:: DATA SHOWN ::

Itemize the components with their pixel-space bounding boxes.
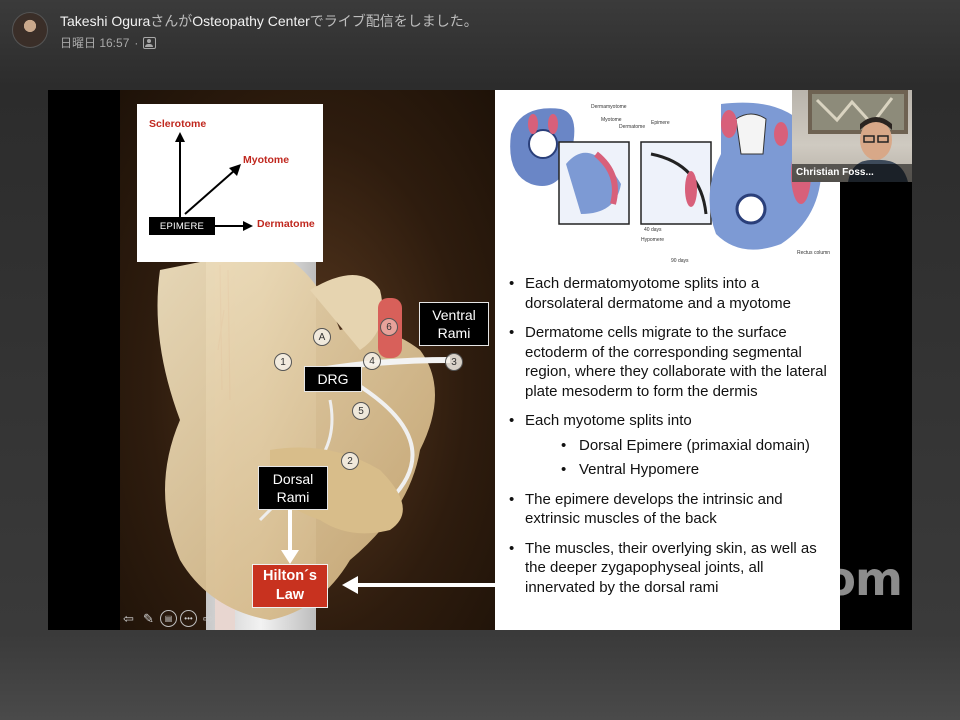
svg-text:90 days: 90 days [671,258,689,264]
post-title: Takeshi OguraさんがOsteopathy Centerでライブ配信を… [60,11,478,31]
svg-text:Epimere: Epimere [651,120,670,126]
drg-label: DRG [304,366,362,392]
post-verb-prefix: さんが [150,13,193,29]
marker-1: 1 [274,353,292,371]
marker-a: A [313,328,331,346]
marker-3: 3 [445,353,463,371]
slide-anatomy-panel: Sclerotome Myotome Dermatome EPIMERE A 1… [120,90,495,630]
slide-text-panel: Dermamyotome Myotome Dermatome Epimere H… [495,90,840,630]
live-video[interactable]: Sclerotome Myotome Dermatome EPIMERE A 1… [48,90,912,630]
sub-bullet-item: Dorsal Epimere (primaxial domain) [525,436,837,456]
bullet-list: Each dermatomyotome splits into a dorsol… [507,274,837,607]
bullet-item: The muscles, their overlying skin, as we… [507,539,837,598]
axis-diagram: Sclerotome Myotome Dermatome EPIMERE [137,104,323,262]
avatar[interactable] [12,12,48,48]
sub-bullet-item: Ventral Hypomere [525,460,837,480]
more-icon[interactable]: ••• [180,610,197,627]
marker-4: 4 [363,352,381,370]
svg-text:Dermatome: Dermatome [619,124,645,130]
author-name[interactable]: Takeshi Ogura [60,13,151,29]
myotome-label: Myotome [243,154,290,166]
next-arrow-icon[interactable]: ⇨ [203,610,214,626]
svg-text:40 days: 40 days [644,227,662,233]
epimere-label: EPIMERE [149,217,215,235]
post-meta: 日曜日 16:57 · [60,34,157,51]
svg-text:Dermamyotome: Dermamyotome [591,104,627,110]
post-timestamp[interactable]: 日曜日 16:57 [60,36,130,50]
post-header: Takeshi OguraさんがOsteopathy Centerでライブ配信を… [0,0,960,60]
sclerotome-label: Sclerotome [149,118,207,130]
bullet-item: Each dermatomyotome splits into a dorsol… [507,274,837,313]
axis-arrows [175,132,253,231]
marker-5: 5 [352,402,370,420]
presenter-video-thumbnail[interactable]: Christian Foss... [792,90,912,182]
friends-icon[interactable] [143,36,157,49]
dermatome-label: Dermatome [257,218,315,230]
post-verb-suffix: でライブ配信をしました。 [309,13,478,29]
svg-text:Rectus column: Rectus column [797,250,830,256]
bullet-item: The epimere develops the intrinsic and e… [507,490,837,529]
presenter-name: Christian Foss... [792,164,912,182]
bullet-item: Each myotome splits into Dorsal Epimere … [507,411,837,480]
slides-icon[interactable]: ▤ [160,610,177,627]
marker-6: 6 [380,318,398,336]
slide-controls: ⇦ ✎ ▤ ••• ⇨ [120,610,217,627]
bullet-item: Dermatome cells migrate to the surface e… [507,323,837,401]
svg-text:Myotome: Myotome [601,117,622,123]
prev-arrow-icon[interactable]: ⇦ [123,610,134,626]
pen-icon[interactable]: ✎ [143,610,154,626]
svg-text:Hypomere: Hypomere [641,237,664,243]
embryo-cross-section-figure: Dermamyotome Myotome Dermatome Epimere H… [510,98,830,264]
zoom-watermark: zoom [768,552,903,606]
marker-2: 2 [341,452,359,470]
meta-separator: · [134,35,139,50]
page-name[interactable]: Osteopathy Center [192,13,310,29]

:::
:: DATA SHOWN ::

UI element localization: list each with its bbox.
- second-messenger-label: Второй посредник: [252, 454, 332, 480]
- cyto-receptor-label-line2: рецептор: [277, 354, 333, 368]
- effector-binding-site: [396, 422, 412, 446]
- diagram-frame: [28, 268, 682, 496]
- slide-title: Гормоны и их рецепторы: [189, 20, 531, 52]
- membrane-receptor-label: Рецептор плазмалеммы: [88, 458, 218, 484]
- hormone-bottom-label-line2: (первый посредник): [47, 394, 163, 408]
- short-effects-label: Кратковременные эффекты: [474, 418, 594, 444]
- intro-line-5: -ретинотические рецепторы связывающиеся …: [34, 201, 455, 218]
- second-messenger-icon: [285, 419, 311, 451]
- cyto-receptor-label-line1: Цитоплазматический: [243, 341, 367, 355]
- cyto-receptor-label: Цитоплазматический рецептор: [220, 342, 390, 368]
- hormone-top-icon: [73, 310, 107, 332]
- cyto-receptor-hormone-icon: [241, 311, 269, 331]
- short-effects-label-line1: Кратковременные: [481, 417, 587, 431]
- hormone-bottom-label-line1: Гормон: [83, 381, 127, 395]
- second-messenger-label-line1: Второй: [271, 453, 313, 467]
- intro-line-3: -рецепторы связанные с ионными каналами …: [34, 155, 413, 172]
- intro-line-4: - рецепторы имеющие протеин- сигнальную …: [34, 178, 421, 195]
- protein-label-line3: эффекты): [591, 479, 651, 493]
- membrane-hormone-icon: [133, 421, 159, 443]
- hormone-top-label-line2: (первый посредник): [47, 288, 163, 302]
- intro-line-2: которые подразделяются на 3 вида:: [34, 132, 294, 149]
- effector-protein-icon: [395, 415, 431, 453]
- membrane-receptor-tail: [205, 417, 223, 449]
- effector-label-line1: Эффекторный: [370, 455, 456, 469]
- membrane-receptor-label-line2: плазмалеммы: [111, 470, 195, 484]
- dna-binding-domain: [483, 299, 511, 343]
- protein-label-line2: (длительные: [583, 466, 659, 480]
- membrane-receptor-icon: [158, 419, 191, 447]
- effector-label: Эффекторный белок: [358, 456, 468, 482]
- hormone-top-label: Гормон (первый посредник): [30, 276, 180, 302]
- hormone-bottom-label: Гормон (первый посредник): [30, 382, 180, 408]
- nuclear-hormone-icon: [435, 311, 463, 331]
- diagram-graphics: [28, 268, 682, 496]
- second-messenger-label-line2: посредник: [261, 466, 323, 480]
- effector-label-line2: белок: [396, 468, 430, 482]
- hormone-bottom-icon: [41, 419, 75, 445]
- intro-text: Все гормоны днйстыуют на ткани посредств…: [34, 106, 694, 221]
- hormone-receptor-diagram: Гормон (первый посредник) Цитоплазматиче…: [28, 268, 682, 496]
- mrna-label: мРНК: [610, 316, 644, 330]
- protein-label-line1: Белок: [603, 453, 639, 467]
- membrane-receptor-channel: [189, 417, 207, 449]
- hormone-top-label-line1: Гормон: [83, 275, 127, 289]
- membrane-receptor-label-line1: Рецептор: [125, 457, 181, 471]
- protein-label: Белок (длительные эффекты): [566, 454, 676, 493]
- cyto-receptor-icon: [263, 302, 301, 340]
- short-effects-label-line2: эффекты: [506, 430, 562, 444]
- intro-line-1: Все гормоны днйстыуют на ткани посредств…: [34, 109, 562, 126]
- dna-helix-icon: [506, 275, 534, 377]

:::

## WORK TO BE COMPLETED
Among the records, find every line holding the word "binding" and copy it.

## ANSWER BELOW
- effector-binding-site: [396, 422, 412, 446]
- dna-binding-domain: [483, 299, 511, 343]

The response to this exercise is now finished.